▶ Task directions
Turn the part of the material that opens with the line containing "mergulho-row: Nº Mergulho" and closes with the line containing "slider-handle[interactable]: [786, 593, 789, 604]" into a Markdown table with the columns Row and Material line, skipping blank lines. Include only those lines, both ends counted.

_ _ _ _ _

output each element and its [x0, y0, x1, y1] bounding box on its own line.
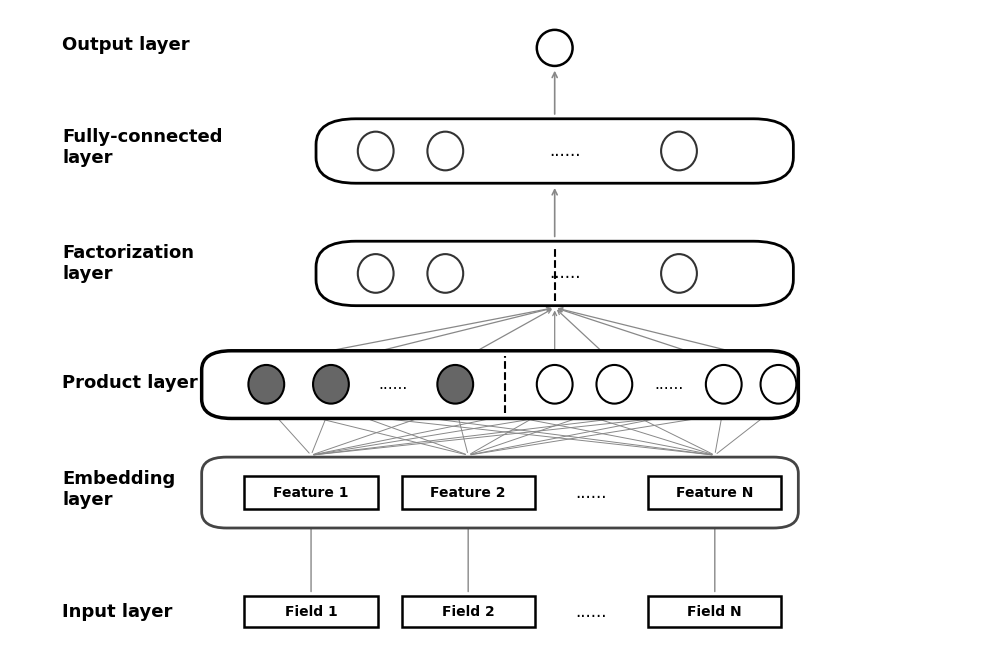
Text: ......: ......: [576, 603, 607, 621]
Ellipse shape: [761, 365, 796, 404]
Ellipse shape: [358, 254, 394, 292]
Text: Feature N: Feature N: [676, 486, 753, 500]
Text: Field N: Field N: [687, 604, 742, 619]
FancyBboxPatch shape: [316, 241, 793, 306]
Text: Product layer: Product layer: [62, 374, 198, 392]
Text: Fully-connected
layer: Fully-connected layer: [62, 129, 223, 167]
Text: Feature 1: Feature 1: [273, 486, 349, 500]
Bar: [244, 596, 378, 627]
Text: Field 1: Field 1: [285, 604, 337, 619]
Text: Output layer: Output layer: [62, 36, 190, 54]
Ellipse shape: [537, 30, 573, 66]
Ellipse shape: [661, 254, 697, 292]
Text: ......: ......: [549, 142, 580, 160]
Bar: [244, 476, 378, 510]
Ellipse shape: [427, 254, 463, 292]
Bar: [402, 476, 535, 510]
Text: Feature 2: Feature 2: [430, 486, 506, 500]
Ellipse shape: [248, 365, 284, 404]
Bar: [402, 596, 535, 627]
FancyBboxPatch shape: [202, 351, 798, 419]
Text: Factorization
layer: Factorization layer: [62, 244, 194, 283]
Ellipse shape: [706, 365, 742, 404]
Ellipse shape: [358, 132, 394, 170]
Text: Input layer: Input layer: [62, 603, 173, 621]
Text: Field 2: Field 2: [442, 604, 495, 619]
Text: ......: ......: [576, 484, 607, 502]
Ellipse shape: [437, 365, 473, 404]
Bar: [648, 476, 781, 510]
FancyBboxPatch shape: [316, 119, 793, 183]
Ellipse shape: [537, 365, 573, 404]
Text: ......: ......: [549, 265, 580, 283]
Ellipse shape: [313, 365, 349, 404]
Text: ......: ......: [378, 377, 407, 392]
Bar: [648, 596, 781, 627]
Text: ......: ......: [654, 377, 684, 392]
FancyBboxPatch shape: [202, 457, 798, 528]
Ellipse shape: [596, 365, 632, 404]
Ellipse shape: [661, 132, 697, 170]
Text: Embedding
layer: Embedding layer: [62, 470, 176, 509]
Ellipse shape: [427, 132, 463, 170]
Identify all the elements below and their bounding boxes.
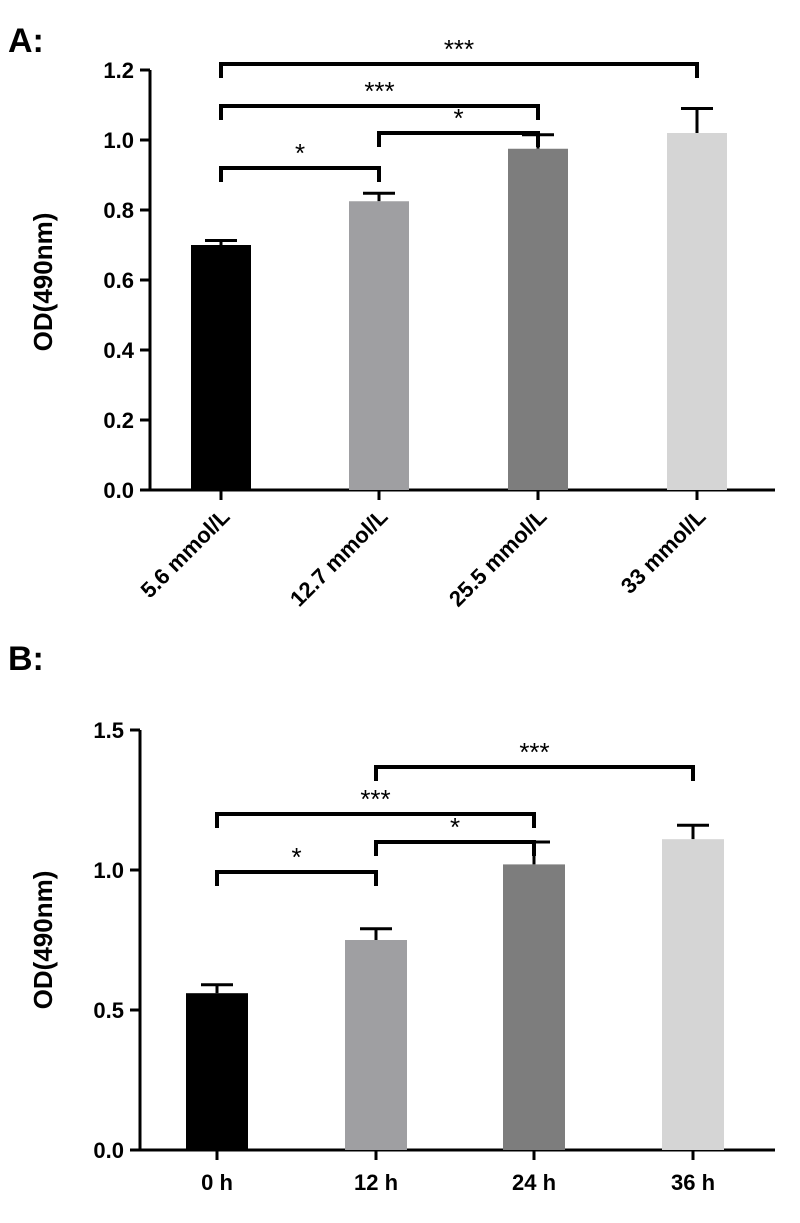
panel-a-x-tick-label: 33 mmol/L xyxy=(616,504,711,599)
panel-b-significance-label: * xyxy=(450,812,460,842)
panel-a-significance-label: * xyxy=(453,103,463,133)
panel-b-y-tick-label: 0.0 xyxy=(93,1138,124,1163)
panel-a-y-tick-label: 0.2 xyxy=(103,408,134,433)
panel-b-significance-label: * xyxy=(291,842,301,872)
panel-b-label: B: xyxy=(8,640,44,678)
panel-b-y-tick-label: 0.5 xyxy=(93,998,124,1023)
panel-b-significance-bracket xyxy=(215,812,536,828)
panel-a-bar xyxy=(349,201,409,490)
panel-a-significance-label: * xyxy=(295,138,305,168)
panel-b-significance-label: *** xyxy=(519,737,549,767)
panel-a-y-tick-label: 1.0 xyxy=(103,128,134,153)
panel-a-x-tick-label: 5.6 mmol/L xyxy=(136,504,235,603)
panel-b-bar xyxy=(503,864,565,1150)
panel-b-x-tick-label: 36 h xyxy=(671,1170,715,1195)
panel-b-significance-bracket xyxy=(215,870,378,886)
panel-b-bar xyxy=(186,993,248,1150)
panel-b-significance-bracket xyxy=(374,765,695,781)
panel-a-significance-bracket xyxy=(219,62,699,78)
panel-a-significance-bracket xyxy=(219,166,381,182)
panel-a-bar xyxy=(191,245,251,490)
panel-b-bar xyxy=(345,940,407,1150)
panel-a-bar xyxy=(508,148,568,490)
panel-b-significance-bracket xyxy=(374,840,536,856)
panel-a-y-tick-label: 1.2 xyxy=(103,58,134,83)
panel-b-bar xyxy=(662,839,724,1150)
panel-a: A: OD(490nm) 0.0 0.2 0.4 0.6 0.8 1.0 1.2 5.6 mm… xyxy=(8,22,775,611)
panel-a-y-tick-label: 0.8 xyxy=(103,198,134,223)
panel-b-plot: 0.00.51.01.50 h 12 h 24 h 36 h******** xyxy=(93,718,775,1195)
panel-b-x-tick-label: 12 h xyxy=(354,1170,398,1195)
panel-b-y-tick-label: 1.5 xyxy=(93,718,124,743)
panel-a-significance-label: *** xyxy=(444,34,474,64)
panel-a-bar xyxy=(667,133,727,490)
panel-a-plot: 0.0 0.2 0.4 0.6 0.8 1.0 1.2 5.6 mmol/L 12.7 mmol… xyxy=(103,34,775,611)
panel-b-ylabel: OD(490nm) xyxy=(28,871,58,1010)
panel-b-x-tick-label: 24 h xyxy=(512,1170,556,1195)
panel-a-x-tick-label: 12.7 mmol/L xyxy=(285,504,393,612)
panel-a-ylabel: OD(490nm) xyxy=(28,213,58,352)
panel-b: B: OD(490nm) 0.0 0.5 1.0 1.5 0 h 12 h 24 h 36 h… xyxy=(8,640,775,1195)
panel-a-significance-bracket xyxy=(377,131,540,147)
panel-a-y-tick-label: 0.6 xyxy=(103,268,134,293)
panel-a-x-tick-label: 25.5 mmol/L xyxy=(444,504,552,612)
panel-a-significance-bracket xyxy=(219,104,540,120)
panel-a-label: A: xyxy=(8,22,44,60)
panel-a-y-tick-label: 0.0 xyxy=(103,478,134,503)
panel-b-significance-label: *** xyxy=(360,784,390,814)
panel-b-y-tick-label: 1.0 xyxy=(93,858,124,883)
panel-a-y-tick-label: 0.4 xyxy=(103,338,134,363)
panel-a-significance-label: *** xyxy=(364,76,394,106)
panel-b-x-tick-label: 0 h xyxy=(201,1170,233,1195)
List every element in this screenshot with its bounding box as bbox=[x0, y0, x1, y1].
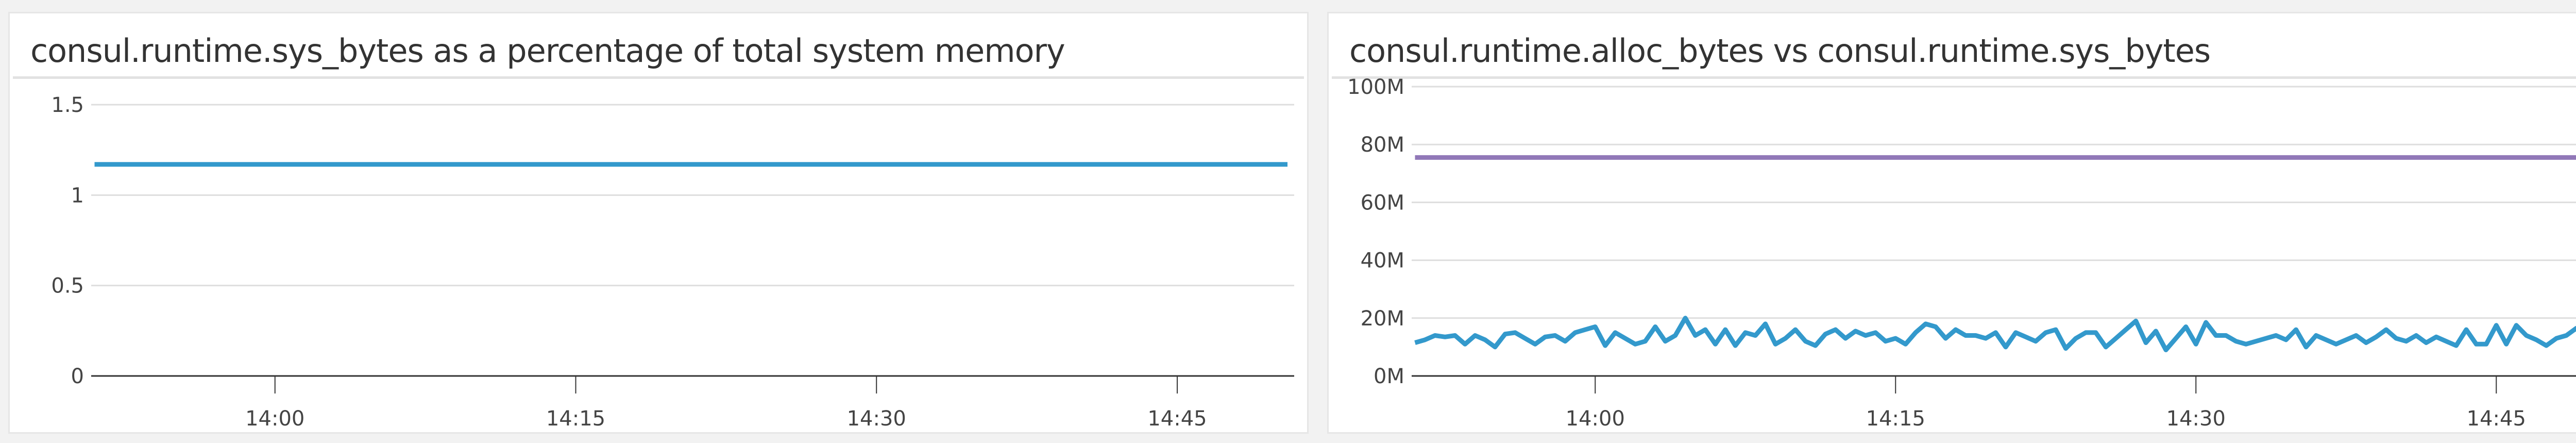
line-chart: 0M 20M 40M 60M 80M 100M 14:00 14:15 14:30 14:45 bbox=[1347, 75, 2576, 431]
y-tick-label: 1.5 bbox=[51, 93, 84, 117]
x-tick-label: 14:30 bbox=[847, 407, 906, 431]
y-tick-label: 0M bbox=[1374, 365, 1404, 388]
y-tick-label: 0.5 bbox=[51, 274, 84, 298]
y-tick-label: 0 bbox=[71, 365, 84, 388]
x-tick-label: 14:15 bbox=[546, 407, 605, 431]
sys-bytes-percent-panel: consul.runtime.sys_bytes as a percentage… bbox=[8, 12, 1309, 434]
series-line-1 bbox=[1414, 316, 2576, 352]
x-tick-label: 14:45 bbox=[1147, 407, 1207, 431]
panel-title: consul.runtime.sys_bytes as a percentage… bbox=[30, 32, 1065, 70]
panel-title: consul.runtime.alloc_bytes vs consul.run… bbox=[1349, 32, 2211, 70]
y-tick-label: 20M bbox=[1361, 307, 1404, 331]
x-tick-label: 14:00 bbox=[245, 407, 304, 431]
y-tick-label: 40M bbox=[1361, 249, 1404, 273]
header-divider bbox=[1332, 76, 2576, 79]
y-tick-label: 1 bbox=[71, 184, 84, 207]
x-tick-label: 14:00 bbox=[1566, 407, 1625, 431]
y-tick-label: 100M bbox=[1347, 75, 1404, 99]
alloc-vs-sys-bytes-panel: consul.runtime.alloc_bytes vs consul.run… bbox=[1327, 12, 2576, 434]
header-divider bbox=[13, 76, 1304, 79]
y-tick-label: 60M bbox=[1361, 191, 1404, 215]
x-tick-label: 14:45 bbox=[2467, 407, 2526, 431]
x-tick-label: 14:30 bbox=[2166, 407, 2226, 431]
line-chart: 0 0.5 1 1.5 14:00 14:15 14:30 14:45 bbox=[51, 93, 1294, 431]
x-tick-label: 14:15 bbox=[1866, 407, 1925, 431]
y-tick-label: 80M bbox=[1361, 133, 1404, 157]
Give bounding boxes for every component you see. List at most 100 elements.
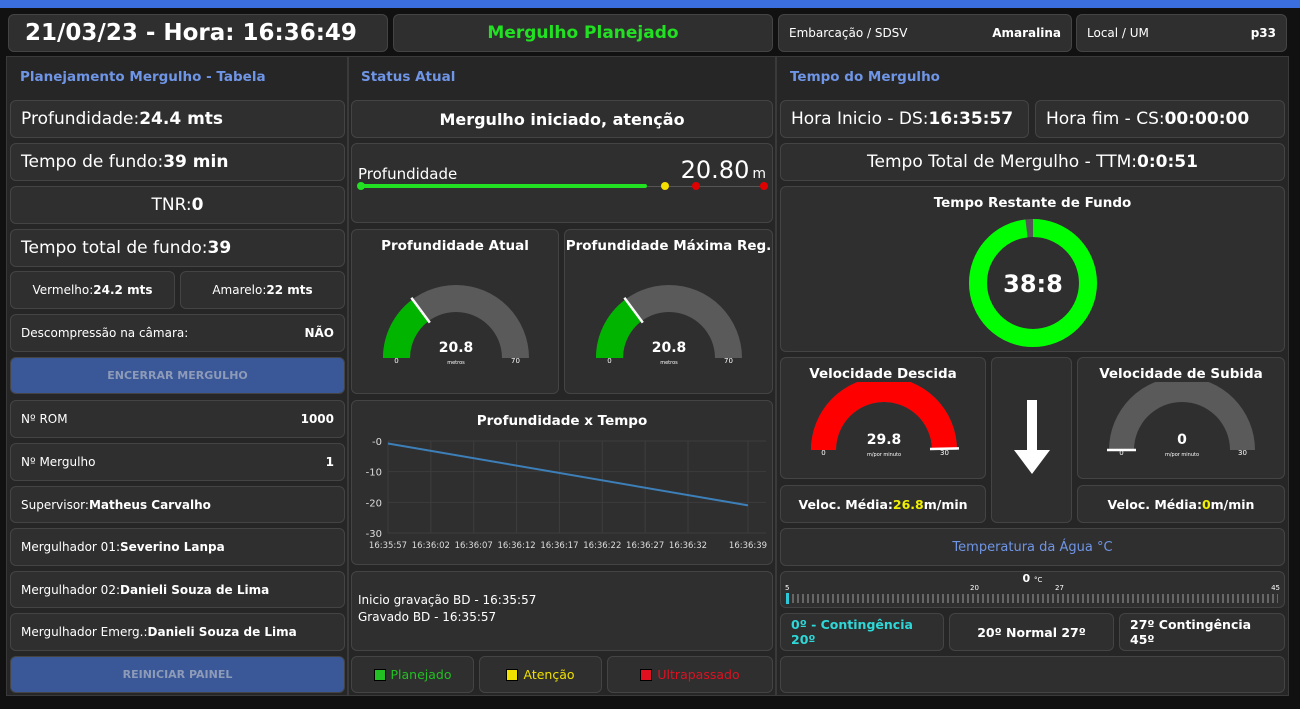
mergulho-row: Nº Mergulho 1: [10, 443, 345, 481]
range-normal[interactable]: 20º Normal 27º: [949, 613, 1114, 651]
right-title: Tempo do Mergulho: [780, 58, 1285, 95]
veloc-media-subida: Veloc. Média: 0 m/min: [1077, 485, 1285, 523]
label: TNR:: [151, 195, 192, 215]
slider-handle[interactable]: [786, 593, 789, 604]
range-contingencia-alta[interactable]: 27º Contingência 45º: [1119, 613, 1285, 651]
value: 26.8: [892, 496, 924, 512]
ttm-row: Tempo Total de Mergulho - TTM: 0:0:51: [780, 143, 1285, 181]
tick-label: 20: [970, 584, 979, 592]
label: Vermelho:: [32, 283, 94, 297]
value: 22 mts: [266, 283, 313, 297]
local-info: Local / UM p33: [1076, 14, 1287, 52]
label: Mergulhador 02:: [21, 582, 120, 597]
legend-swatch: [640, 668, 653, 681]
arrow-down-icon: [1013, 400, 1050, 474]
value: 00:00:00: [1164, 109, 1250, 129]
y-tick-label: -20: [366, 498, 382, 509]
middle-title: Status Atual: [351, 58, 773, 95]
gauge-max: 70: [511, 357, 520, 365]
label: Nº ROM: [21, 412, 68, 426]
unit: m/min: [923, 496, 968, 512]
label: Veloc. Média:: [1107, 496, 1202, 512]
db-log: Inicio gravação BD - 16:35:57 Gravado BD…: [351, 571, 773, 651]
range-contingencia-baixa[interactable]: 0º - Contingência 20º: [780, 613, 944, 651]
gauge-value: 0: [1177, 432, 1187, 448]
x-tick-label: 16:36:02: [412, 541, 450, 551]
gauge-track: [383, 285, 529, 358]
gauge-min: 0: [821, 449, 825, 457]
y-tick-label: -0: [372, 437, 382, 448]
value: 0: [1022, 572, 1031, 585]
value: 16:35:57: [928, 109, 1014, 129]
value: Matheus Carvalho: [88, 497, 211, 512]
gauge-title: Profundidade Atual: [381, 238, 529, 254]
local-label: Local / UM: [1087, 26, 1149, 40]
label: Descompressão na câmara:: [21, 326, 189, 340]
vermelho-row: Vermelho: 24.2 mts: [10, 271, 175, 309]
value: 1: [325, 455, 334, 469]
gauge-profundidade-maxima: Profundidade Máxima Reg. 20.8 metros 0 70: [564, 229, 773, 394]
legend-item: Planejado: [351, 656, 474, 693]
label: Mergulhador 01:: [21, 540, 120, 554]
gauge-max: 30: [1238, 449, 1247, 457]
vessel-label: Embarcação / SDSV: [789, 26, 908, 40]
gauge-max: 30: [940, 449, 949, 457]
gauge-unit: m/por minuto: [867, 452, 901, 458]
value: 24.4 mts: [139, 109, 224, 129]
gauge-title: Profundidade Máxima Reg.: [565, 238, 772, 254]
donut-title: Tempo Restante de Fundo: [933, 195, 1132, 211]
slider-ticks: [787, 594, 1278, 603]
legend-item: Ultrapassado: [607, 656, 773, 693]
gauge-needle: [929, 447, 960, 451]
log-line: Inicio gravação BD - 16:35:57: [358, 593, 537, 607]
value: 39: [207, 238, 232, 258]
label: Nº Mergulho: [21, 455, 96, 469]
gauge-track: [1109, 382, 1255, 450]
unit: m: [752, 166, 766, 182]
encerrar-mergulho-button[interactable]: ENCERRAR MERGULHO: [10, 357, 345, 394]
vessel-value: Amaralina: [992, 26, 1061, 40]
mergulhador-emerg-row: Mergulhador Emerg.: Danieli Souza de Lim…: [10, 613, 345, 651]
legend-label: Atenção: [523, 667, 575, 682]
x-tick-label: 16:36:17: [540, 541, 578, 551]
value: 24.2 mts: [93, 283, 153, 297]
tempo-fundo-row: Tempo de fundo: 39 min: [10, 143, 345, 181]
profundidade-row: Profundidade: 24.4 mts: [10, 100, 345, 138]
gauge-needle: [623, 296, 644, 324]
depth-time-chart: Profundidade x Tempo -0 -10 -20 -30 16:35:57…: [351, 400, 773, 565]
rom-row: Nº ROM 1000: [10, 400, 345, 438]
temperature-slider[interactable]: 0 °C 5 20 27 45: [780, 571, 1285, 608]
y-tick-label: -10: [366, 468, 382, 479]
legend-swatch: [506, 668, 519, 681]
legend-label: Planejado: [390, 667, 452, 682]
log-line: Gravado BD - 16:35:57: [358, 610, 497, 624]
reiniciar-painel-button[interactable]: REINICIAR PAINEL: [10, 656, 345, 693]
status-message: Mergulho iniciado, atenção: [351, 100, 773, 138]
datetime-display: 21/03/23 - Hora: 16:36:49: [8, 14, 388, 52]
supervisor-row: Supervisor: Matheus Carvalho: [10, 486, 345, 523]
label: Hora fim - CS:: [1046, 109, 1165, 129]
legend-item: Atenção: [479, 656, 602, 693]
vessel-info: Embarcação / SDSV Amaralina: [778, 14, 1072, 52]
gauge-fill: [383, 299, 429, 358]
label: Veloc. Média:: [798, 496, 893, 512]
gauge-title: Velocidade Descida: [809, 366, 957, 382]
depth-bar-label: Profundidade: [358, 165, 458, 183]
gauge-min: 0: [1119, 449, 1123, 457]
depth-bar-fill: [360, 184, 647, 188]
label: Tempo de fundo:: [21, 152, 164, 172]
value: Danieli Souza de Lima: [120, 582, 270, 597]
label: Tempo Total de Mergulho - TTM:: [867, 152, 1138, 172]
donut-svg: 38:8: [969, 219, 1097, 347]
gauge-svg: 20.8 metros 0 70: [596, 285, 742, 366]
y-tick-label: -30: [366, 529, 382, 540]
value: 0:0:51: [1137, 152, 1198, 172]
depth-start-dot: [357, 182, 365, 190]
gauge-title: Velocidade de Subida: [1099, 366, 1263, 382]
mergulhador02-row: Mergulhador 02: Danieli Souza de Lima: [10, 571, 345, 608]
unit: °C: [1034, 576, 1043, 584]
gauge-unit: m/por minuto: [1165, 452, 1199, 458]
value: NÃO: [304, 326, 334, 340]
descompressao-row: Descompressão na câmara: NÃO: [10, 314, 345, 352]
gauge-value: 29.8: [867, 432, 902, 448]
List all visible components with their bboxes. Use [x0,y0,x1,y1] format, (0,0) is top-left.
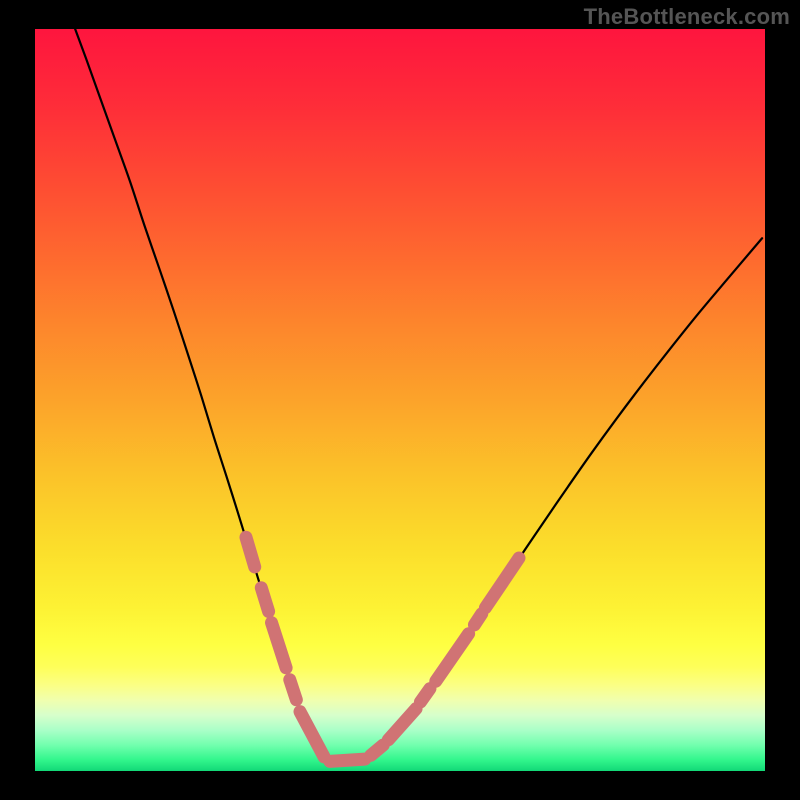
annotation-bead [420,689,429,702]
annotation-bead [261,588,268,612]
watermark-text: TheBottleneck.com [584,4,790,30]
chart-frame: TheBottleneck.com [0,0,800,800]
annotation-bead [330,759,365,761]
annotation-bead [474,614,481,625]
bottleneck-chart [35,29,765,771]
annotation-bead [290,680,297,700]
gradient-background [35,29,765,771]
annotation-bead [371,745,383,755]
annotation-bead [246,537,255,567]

_ _ _ _ _

▶ The answer
| Row | Material line |
|---|---|
| 1 | mergulho-row: Nº Mergulho 1: [10, 443, 345, 481] |
| 2 | range-normal[interactable]: 20º Normal 27º: [949, 613, 1114, 651] |
| 3 | right-title: Tempo do Mergulho: [780, 58, 1285, 95] |
| 4 | veloc-media-subida: Veloc. Média: 0 m/min: [1077, 485, 1285, 523] |
| 5 | label: TNR:: [151, 195, 192, 215] |
| 6 | slider-handle[interactable]: [786, 593, 789, 604] |